» Task instructions: Quote each line of the material verbatim, without the pictures.

[Collected data]
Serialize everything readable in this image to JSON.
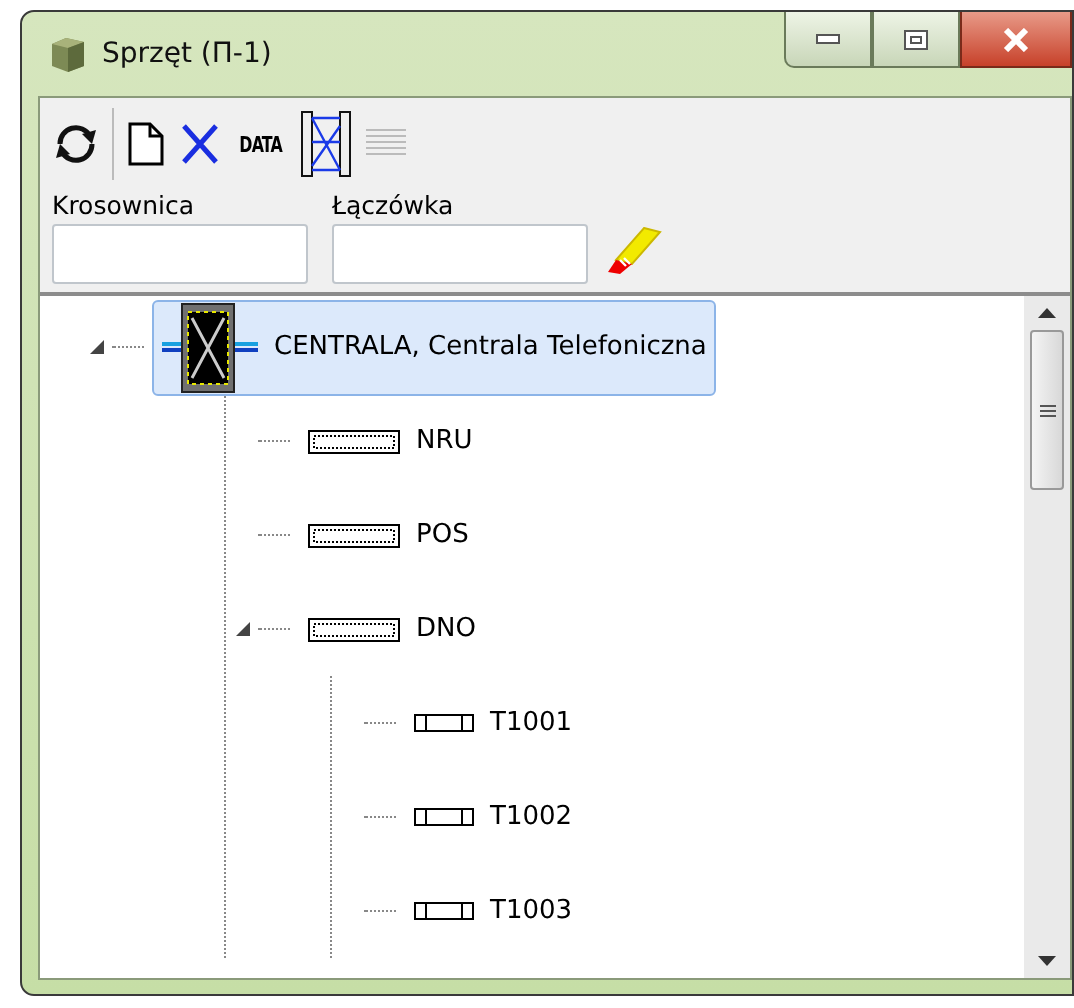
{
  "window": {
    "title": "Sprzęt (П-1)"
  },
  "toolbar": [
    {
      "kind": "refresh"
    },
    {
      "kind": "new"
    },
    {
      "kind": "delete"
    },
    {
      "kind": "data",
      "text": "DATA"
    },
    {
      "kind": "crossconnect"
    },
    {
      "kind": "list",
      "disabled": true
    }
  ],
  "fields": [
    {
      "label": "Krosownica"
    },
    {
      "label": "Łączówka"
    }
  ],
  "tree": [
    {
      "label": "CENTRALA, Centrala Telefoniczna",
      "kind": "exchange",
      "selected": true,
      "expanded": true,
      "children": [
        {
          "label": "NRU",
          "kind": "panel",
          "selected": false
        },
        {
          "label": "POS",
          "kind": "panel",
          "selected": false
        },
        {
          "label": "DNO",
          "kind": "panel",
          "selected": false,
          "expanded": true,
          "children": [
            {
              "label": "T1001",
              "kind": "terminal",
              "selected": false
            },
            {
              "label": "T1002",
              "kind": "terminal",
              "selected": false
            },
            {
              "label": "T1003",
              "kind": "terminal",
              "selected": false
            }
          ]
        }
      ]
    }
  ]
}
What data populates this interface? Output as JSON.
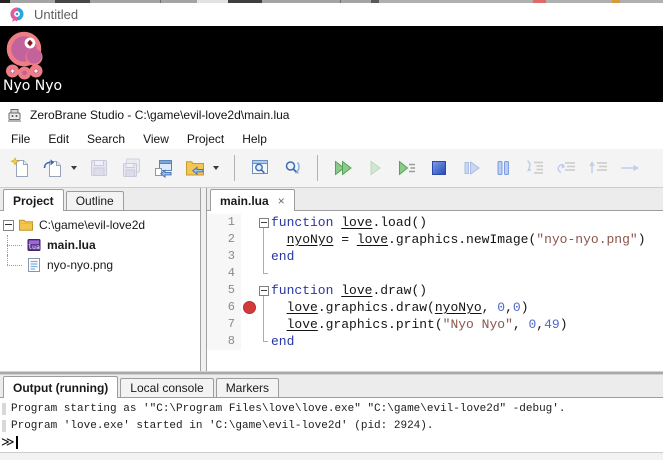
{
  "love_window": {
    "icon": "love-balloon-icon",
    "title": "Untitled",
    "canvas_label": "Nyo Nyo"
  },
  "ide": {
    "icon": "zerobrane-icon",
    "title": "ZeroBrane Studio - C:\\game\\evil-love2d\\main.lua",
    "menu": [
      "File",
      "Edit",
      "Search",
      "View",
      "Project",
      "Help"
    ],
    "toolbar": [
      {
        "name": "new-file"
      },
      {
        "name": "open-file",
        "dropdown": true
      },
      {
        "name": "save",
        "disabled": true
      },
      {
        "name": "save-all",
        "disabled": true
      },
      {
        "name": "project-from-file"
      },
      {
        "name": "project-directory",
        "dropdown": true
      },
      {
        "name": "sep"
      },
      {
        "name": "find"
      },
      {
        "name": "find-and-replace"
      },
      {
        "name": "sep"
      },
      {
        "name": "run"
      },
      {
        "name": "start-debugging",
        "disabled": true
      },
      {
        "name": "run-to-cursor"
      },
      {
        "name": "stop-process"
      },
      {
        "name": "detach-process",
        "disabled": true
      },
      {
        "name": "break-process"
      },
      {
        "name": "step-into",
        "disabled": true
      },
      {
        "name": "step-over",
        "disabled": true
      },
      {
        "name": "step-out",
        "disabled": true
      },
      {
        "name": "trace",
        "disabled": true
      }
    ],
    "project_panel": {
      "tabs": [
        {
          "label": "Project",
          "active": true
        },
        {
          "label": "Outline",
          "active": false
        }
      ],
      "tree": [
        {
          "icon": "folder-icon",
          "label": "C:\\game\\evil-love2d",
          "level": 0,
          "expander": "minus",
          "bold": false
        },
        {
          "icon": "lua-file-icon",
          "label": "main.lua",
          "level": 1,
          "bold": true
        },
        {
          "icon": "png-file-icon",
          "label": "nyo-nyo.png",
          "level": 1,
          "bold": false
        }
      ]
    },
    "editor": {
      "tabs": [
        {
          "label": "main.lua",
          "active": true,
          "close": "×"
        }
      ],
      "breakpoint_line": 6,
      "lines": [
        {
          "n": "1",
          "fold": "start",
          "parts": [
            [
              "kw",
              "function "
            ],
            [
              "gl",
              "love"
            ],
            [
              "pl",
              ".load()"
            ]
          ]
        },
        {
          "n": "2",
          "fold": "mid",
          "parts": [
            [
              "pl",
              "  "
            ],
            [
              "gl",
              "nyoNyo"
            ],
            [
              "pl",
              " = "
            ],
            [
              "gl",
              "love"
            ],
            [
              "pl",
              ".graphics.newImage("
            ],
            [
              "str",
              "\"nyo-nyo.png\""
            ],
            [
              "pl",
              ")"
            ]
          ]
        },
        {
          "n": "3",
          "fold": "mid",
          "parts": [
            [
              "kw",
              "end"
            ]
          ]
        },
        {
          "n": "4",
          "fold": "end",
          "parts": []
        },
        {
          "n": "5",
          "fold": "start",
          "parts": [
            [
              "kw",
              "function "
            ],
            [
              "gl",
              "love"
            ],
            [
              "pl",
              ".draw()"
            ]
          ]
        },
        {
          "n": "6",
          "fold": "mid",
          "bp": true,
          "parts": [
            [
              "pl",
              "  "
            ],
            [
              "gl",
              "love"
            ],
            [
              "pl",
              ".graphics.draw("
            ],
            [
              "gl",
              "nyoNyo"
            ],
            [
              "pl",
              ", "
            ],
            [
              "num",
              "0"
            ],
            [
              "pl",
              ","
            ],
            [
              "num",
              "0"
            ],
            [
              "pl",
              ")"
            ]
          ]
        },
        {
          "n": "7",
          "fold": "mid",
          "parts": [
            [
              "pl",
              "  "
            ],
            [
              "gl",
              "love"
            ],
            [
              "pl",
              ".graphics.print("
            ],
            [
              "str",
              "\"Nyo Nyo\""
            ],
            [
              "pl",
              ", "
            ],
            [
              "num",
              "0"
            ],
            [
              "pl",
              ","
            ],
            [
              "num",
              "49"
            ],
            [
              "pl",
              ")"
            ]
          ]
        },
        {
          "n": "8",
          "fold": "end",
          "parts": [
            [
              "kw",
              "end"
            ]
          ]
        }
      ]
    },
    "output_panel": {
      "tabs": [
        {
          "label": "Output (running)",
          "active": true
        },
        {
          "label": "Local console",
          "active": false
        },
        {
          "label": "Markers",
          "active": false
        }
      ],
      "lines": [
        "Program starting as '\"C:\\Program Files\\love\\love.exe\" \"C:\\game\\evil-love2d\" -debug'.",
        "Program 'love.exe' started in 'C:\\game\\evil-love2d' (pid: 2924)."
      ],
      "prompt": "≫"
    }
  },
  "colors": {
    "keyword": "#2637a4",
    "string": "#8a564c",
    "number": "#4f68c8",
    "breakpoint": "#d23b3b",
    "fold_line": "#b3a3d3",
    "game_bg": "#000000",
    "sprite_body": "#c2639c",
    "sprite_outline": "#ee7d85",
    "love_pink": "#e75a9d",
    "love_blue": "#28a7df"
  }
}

» Output of the exercise:
Serialize everything readable in this image to JSON.
{
  "window": {
    "title": "Sprzęt (П-1)"
  },
  "toolbar": [
    {
      "kind": "refresh"
    },
    {
      "kind": "new"
    },
    {
      "kind": "delete"
    },
    {
      "kind": "data",
      "text": "DATA"
    },
    {
      "kind": "crossconnect"
    },
    {
      "kind": "list",
      "disabled": true
    }
  ],
  "fields": [
    {
      "label": "Krosownica"
    },
    {
      "label": "Łączówka"
    }
  ],
  "tree": [
    {
      "label": "CENTRALA, Centrala Telefoniczna",
      "kind": "exchange",
      "selected": true,
      "expanded": true,
      "children": [
        {
          "label": "NRU",
          "kind": "panel",
          "selected": false
        },
        {
          "label": "POS",
          "kind": "panel",
          "selected": false
        },
        {
          "label": "DNO",
          "kind": "panel",
          "selected": false,
          "expanded": true,
          "children": [
            {
              "label": "T1001",
              "kind": "terminal",
              "selected": false
            },
            {
              "label": "T1002",
              "kind": "terminal",
              "selected": false
            },
            {
              "label": "T1003",
              "kind": "terminal",
              "selected": false
            }
          ]
        }
      ]
    }
  ]
}
What data populates this interface? Output as JSON.
{
  "love_window": {
    "icon": "love-balloon-icon",
    "title": "Untitled",
    "canvas_label": "Nyo Nyo"
  },
  "ide": {
    "icon": "zerobrane-icon",
    "title": "ZeroBrane Studio - C:\\game\\evil-love2d\\main.lua",
    "menu": [
      "File",
      "Edit",
      "Search",
      "View",
      "Project",
      "Help"
    ],
    "toolbar": [
      {
        "name": "new-file"
      },
      {
        "name": "open-file",
        "dropdown": true
      },
      {
        "name": "save",
        "disabled": true
      },
      {
        "name": "save-all",
        "disabled": true
      },
      {
        "name": "project-from-file"
      },
      {
        "name": "project-directory",
        "dropdown": true
      },
      {
        "name": "sep"
      },
      {
        "name": "find"
      },
      {
        "name": "find-and-replace"
      },
      {
        "name": "sep"
      },
      {
        "name": "run"
      },
      {
        "name": "start-debugging",
        "disabled": true
      },
      {
        "name": "run-to-cursor"
      },
      {
        "name": "stop-process"
      },
      {
        "name": "detach-process",
        "disabled": true
      },
      {
        "name": "break-process"
      },
      {
        "name": "step-into",
        "disabled": true
      },
      {
        "name": "step-over",
        "disabled": true
      },
      {
        "name": "step-out",
        "disabled": true
      },
      {
        "name": "trace",
        "disabled": true
      }
    ],
    "project_panel": {
      "tabs": [
        {
          "label": "Project",
          "active": true
        },
        {
          "label": "Outline",
          "active": false
        }
      ],
      "tree": [
        {
          "icon": "folder-icon",
          "label": "C:\\game\\evil-love2d",
          "level": 0,
          "expander": "minus",
          "bold": false
        },
        {
          "icon": "lua-file-icon",
          "label": "main.lua",
          "level": 1,
          "bold": true
        },
        {
          "icon": "png-file-icon",
          "label": "nyo-nyo.png",
          "level": 1,
          "bold": false
        }
      ]
    },
    "editor": {
      "tabs": [
        {
          "label": "main.lua",
          "active": true,
          "close": "×"
        }
      ],
      "breakpoint_line": 6,
      "lines": [
        {
          "n": "1",
          "fold": "start",
          "parts": [
            [
              "kw",
              "function "
            ],
            [
              "gl",
              "love"
            ],
            [
              "pl",
              ".load()"
            ]
          ]
        },
        {
          "n": "2",
          "fold": "mid",
          "parts": [
            [
              "pl",
              "  "
            ],
            [
              "gl",
              "nyoNyo"
            ],
            [
              "pl",
              " = "
            ],
            [
              "gl",
              "love"
            ],
            [
              "pl",
              ".graphics.newImage("
            ],
            [
              "str",
              "\"nyo-nyo.png\""
            ],
            [
              "pl",
              ")"
            ]
          ]
        },
        {
          "n": "3",
          "fold": "mid",
          "parts": [
            [
              "kw",
              "end"
            ]
          ]
        },
        {
          "n": "4",
          "fold": "end",
          "parts": []
        },
        {
          "n": "5",
          "fold": "start",
          "parts": [
            [
              "kw",
              "function "
            ],
            [
              "gl",
              "love"
            ],
            [
              "pl",
              ".draw()"
            ]
          ]
        },
        {
          "n": "6",
          "fold": "mid",
          "bp": true,
          "parts": [
            [
              "pl",
              "  "
            ],
            [
              "gl",
              "love"
            ],
            [
              "pl",
              ".graphics.draw("
            ],
            [
              "gl",
              "nyoNyo"
            ],
            [
              "pl",
              ", "
            ],
            [
              "num",
              "0"
            ],
            [
              "pl",
              ","
            ],
            [
              "num",
              "0"
            ],
            [
              "pl",
              ")"
            ]
          ]
        },
        {
          "n": "7",
          "fold": "mid",
          "parts": [
            [
              "pl",
              "  "
            ],
            [
              "gl",
              "love"
            ],
            [
              "pl",
              ".graphics.print("
            ],
            [
              "str",
              "\"Nyo Nyo\""
            ],
            [
              "pl",
              ", "
            ],
            [
              "num",
              "0"
            ],
            [
              "pl",
              ","
            ],
            [
              "num",
              "49"
            ],
            [
              "pl",
              ")"
            ]
          ]
        },
        {
          "n": "8",
          "fold": "end",
          "parts": [
            [
              "kw",
              "end"
            ]
          ]
        }
      ]
    },
    "output_panel": {
      "tabs": [
        {
          "label": "Output (running)",
          "active": true
        },
        {
          "label": "Local console",
          "active": false
        },
        {
          "label": "Markers",
          "active": false
        }
      ],
      "lines": [
        "Program starting as '\"C:\\Program Files\\love\\love.exe\" \"C:\\game\\evil-love2d\" -debug'.",
        "Program 'love.exe' started in 'C:\\game\\evil-love2d' (pid: 2924)."
      ],
      "prompt": "≫"
    }
  },
  "colors": {
    "keyword": "#2637a4",
    "string": "#8a564c",
    "number": "#4f68c8",
    "breakpoint": "#d23b3b",
    "fold_line": "#b3a3d3",
    "game_bg": "#000000",
    "sprite_body": "#c2639c",
    "sprite_outline": "#ee7d85",
    "love_pink": "#e75a9d",
    "love_blue": "#28a7df"
  }
}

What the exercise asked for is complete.